YOUR TASK »
Repeat the whole listing exactly.

MATERIAL PROVIDED »
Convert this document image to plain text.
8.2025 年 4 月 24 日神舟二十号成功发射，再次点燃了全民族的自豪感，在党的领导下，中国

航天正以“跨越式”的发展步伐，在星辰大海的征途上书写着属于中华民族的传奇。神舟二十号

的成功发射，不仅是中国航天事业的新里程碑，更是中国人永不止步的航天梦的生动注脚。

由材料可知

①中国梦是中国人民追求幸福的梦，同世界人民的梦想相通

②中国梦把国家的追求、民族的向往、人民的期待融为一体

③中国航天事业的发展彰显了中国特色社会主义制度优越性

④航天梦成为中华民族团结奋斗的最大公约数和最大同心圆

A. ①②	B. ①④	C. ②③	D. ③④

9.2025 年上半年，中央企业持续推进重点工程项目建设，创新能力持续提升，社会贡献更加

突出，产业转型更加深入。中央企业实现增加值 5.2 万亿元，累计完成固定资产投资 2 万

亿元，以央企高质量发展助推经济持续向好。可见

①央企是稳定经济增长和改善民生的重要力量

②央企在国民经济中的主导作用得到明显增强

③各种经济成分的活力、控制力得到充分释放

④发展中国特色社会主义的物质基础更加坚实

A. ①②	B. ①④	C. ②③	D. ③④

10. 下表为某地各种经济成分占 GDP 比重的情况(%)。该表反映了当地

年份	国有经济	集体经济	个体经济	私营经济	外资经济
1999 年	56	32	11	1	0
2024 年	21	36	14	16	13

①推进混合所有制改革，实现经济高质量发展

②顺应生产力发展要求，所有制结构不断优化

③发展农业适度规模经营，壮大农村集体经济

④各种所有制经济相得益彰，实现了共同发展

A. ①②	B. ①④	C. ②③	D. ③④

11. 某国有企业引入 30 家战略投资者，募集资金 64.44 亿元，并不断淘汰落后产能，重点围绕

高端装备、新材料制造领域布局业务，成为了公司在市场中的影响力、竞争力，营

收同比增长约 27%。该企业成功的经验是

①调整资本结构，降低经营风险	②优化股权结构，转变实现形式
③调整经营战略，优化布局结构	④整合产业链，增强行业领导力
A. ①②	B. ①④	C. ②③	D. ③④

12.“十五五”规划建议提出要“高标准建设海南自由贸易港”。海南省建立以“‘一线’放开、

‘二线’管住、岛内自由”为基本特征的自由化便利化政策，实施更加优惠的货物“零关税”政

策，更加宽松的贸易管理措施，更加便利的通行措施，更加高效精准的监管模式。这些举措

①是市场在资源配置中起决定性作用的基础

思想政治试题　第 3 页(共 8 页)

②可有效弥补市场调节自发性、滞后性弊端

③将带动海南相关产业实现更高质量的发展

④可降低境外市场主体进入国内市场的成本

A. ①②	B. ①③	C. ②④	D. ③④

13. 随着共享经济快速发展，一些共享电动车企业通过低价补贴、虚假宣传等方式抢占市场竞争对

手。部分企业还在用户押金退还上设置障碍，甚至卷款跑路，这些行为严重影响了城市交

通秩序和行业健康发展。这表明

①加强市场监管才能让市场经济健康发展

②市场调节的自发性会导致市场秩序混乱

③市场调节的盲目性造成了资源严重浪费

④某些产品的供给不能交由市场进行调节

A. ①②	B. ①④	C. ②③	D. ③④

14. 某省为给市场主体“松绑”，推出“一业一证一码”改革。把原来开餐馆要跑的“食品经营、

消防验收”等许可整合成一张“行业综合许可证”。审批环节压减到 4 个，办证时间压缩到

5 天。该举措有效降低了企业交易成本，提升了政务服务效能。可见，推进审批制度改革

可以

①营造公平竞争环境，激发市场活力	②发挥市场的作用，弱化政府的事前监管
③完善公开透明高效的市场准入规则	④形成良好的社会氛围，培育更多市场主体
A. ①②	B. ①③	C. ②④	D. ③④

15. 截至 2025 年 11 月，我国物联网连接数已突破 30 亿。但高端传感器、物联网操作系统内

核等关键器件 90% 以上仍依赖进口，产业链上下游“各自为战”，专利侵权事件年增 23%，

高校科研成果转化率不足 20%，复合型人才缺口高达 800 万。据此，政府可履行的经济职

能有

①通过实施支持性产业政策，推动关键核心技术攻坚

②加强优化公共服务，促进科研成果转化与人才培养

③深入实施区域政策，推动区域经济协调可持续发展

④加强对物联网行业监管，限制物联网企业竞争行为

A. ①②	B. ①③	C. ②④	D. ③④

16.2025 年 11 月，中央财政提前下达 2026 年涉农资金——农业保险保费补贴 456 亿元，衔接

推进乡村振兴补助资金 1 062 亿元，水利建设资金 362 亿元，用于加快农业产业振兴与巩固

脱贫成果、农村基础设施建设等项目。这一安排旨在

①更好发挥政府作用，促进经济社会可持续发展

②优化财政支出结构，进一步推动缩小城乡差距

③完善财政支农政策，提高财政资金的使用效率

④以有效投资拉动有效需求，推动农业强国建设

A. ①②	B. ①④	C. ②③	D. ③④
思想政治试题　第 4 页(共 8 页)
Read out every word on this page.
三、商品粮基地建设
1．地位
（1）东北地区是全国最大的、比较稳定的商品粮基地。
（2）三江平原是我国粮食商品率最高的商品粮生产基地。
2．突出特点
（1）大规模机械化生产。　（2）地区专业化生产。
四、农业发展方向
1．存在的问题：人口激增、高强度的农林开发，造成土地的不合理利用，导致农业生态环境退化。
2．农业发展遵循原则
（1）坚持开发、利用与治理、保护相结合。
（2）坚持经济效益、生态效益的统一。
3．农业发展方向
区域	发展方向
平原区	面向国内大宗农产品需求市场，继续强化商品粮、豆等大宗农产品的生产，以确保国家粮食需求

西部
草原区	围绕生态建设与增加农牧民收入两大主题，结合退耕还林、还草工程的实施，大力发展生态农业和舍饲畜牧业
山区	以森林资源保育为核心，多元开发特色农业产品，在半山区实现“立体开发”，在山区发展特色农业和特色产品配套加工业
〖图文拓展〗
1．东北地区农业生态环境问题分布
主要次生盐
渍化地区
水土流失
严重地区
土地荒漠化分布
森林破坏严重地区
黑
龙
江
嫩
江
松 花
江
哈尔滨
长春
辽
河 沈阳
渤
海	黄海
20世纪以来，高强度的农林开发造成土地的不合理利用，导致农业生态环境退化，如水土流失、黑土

SOLUTION TO THE EXERCISE »
Convert this document image to plain text.
8.2025 年 4 月 24 日神舟二十号成功发射，再次点燃了全民族的自豪感，在党的领导下，中国

航天正以“跨越式”的发展步伐，在星辰大海的征途上书写着属于中华民族的传奇。神舟二十号

的成功发射，不仅是中国航天事业的新里程碑，更是中国人永不止步的航天梦的生动注脚。

由材料可知

①中国梦是中国人民追求幸福的梦，同世界人民的梦想相通

②中国梦把国家的追求、民族的向往、人民的期待融为一体

③中国航天事业的发展彰显了中国特色社会主义制度优越性

④航天梦成为中华民族团结奋斗的最大公约数和最大同心圆

A. ①②	B. ①④	C. ②③	D. ③④

9.2025 年上半年，中央企业持续推进重点工程项目建设，创新能力持续提升，社会贡献更加

突出，产业转型更加深入。中央企业实现增加值 5.2 万亿元，累计完成固定资产投资 2 万

亿元，以央企高质量发展助推经济持续向好。可见

①央企是稳定经济增长和改善民生的重要力量

②央企在国民经济中的主导作用得到明显增强

③各种经济成分的活力、控制力得到充分释放

④发展中国特色社会主义的物质基础更加坚实

A. ①②	B. ①④	C. ②③	D. ③④

10. 下表为某地各种经济成分占 GDP 比重的情况(%)。该表反映了当地

年份	国有经济	集体经济	个体经济	私营经济	外资经济
1999 年	56	32	11	1	0
2024 年	21	36	14	16	13

①推进混合所有制改革，实现经济高质量发展

②顺应生产力发展要求，所有制结构不断优化

③发展农业适度规模经营，壮大农村集体经济

④各种所有制经济相得益彰，实现了共同发展

A. ①②	B. ①④	C. ②③	D. ③④

11. 某国有企业引入 30 家战略投资者，募集资金 64.44 亿元，并不断淘汰落后产能，重点围绕

高端装备、新材料制造领域布局业务，成为了公司在市场中的影响力、竞争力，营

收同比增长约 27%。该企业成功的经验是

①调整资本结构，降低经营风险	②优化股权结构，转变实现形式
③调整经营战略，优化布局结构	④整合产业链，增强行业领导力
A. ①②	B. ①④	C. ②③	D. ③④

12.“十五五”规划建议提出要“高标准建设海南自由贸易港”。海南省建立以“‘一线’放开、

‘二线’管住、岛内自由”为基本特征的自由化便利化政策，实施更加优惠的货物“零关税”政

策，更加宽松的贸易管理措施，更加便利的通行措施，更加高效精准的监管模式。这些举措

①是市场在资源配置中起决定性作用的基础

思想政治试题　第 3 页(共 8 页)

②可有效弥补市场调节自发性、滞后性弊端

③将带动海南相关产业实现更高质量的发展

④可降低境外市场主体进入国内市场的成本

A. ①②	B. ①③	C. ②④	D. ③④

13. 随着共享经济快速发展，一些共享电动车企业通过低价补贴、虚假宣传等方式抢占市场竞争对

手。部分企业还在用户押金退还上设置障碍，甚至卷款跑路，这些行为严重影响了城市交

通秩序和行业健康发展。这表明

①加强市场监管才能让市场经济健康发展

②市场调节的自发性会导致市场秩序混乱

③市场调节的盲目性造成了资源严重浪费

④某些产品的供给不能交由市场进行调节

A. ①②	B. ①④	C. ②③	D. ③④

14. 某省为给市场主体“松绑”，推出“一业一证一码”改革。把原来开餐馆要跑的“食品经营、

消防验收”等许可整合成一张“行业综合许可证”。审批环节压减到 4 个，办证时间压缩到

5 天。该举措有效降低了企业交易成本，提升了政务服务效能。可见，推进审批制度改革

可以

①营造公平竞争环境，激发市场活力	②发挥市场的作用，弱化政府的事前监管
③完善公开透明高效的市场准入规则	④形成良好的社会氛围，培育更多市场主体
A. ①②	B. ①③	C. ②④	D. ③④

15. 截至 2025 年 11 月，我国物联网连接数已突破 30 亿。但高端传感器、物联网操作系统内

核等关键器件 90% 以上仍依赖进口，产业链上下游“各自为战”，专利侵权事件年增 23%，

高校科研成果转化率不足 20%，复合型人才缺口高达 800 万。据此，政府可履行的经济职

能有

①通过实施支持性产业政策，推动关键核心技术攻坚

②加强优化公共服务，促进科研成果转化与人才培养

③深入实施区域政策，推动区域经济协调可持续发展

④加强对物联网行业监管，限制物联网企业竞争行为

A. ①②	B. ①③	C. ②④	D. ③④

16.2025 年 11 月，中央财政提前下达 2026 年涉农资金——农业保险保费补贴 456 亿元，衔接

推进乡村振兴补助资金 1 062 亿元，水利建设资金 362 亿元，用于加快农业产业振兴与巩固

脱贫成果、农村基础设施建设等项目。这一安排旨在

①更好发挥政府作用，促进经济社会可持续发展

②优化财政支出结构，进一步推动缩小城乡差距

③完善财政支农政策，提高财政资金的使用效率

④以有效投资拉动有效需求，推动农业强国建设

A. ①②	B. ①④	C. ②③	D. ③④
思想政治试题　第 4 页(共 8 页)
Read out every word on this page.
三、商品粮基地建设
1．地位
（1）东北地区是全国最大的、比较稳定的商品粮基地。
（2）三江平原是我国粮食商品率最高的商品粮生产基地。
2．突出特点
（1）大规模机械化生产。　（2）地区专业化生产。
四、农业发展方向
1．存在的问题：人口激增、高强度的农林开发，造成土地的不合理利用，导致农业生态环境退化。
2．农业发展遵循原则
（1）坚持开发、利用与治理、保护相结合。
（2）坚持经济效益、生态效益的统一。
3．农业发展方向
区域	发展方向
平原区	面向国内大宗农产品需求市场，继续强化商品粮、豆等大宗农产品的生产，以确保国家粮食需求

西部
草原区	围绕生态建设与增加农牧民收入两大主题，结合退耕还林、还草工程的实施，大力发展生态农业和舍饲畜牧业
山区	以森林资源保育为核心，多元开发特色农业产品，在半山区实现“立体开发”，在山区发展特色农业和特色产品配套加工业
〖图文拓展〗
1．东北地区农业生态环境问题分布
主要次生盐
渍化地区
水土流失
严重地区
土地荒漠化分布
森林破坏严重地区
黑
龙
江
嫩
江
松 花
江
哈尔滨
长春
辽
河 沈阳
渤
海	黄海
20世纪以来，高强度的农林开发造成土地的不合理利用，导致农业生态环境退化，如水土流失、黑土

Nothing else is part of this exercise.